━━━ Supplied entries ━━━

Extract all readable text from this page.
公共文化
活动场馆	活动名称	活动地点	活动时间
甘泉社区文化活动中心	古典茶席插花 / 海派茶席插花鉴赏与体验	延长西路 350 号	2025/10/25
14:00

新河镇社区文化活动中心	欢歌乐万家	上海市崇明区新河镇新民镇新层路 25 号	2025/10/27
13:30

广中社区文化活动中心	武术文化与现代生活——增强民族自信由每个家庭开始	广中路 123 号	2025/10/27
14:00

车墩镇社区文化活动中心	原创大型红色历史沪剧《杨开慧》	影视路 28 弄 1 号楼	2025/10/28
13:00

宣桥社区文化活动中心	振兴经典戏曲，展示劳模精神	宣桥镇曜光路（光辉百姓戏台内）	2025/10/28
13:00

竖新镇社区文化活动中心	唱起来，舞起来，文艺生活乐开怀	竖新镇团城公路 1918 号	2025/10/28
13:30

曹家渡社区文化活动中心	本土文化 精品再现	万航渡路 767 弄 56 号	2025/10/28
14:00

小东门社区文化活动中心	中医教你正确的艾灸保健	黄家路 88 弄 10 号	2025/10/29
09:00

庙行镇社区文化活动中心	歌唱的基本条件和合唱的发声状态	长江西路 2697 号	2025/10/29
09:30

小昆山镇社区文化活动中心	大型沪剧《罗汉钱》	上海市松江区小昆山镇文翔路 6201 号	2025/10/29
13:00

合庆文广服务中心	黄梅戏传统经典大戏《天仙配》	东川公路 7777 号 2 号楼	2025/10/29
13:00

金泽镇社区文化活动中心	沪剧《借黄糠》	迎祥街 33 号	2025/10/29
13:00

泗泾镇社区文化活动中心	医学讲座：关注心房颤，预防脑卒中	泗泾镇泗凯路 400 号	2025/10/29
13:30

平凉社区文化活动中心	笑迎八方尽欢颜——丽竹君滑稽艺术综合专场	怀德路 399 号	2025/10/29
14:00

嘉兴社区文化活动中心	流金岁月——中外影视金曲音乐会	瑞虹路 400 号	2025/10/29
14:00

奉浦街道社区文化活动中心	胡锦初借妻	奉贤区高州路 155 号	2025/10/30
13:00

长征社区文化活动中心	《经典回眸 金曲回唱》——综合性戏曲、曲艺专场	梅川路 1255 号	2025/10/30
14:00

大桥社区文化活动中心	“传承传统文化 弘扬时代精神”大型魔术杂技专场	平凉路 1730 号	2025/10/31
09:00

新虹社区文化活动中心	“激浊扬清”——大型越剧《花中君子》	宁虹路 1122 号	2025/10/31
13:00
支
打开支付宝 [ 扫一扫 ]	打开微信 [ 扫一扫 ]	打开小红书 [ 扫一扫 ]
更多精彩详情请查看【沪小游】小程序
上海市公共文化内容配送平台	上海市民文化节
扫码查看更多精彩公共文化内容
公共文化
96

━━━
━━━ Supplied entries ━━━

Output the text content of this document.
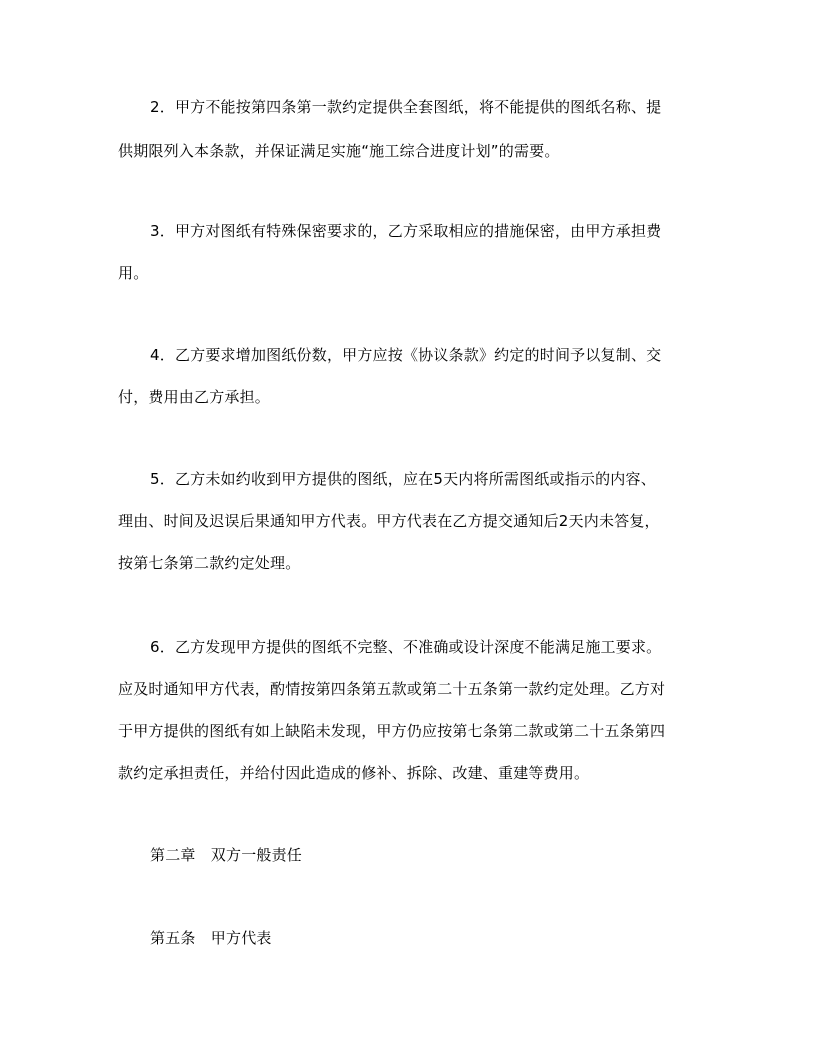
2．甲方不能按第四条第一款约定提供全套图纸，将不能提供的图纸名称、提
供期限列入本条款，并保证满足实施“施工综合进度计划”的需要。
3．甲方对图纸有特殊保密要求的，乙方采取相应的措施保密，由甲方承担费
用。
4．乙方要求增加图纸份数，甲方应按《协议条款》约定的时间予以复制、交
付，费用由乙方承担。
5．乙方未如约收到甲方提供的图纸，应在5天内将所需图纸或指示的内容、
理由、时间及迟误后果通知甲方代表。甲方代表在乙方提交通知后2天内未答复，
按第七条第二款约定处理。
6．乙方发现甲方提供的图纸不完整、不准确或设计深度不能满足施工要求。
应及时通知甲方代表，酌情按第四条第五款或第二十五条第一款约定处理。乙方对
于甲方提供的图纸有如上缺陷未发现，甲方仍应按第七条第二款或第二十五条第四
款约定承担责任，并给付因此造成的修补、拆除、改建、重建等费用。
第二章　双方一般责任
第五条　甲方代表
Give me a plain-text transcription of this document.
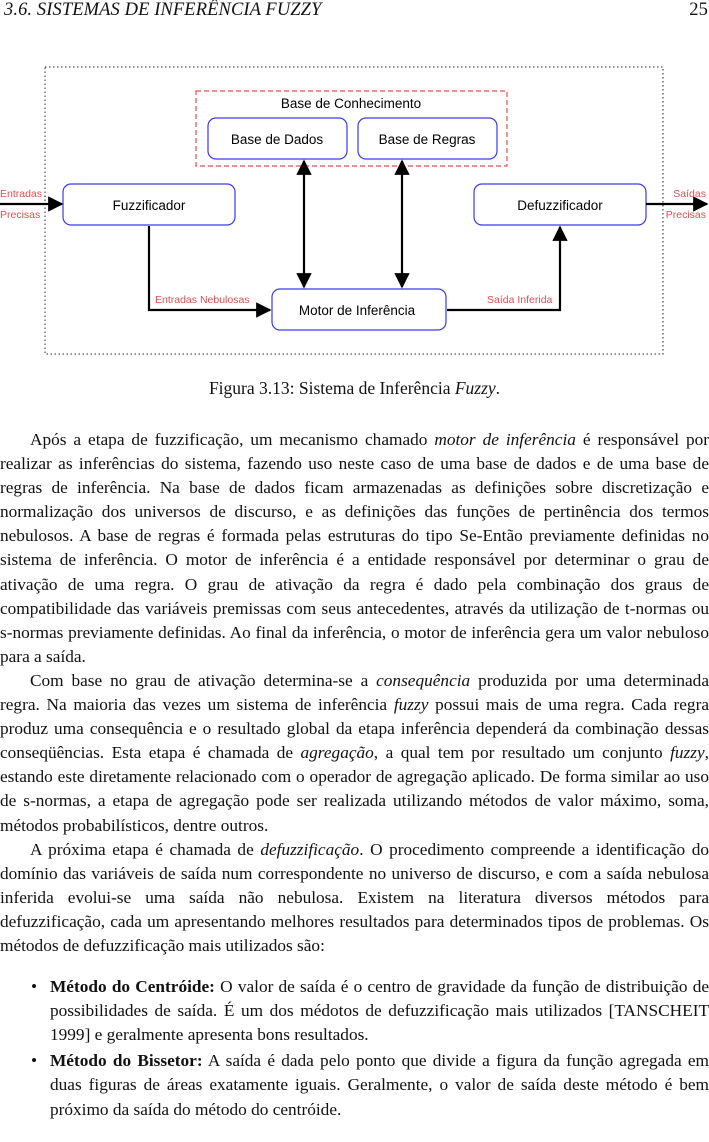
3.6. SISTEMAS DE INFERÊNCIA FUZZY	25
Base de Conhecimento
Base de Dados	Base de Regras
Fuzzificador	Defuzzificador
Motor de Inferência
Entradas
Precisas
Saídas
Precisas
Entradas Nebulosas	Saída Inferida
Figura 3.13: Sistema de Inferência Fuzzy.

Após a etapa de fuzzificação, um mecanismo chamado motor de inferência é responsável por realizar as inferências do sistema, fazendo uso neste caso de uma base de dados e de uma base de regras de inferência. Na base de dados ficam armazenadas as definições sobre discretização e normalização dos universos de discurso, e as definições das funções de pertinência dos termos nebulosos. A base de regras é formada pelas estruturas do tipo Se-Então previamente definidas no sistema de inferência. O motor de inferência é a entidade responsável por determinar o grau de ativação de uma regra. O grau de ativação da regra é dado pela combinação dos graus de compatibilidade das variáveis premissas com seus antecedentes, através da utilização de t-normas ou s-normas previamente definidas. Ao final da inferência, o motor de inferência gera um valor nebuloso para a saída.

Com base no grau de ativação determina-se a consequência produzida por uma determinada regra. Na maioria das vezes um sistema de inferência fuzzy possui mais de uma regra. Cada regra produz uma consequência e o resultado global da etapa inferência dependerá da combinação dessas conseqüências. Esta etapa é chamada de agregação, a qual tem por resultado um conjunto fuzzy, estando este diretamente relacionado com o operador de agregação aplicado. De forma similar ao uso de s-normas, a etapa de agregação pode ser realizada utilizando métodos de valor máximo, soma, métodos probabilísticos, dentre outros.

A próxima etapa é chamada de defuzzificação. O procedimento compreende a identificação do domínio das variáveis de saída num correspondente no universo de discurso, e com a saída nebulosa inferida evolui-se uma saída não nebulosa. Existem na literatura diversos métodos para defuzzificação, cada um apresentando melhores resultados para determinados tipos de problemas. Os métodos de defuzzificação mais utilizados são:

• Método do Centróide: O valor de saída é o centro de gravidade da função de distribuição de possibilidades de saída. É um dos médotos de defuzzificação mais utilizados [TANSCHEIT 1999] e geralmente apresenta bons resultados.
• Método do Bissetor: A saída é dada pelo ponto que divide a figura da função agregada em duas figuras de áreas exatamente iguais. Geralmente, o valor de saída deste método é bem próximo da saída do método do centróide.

━━━

Set problem:
What is the number of lines in the listing above that contain the string "defuzzificação"? Give only the number.

Answer for this exercise:
2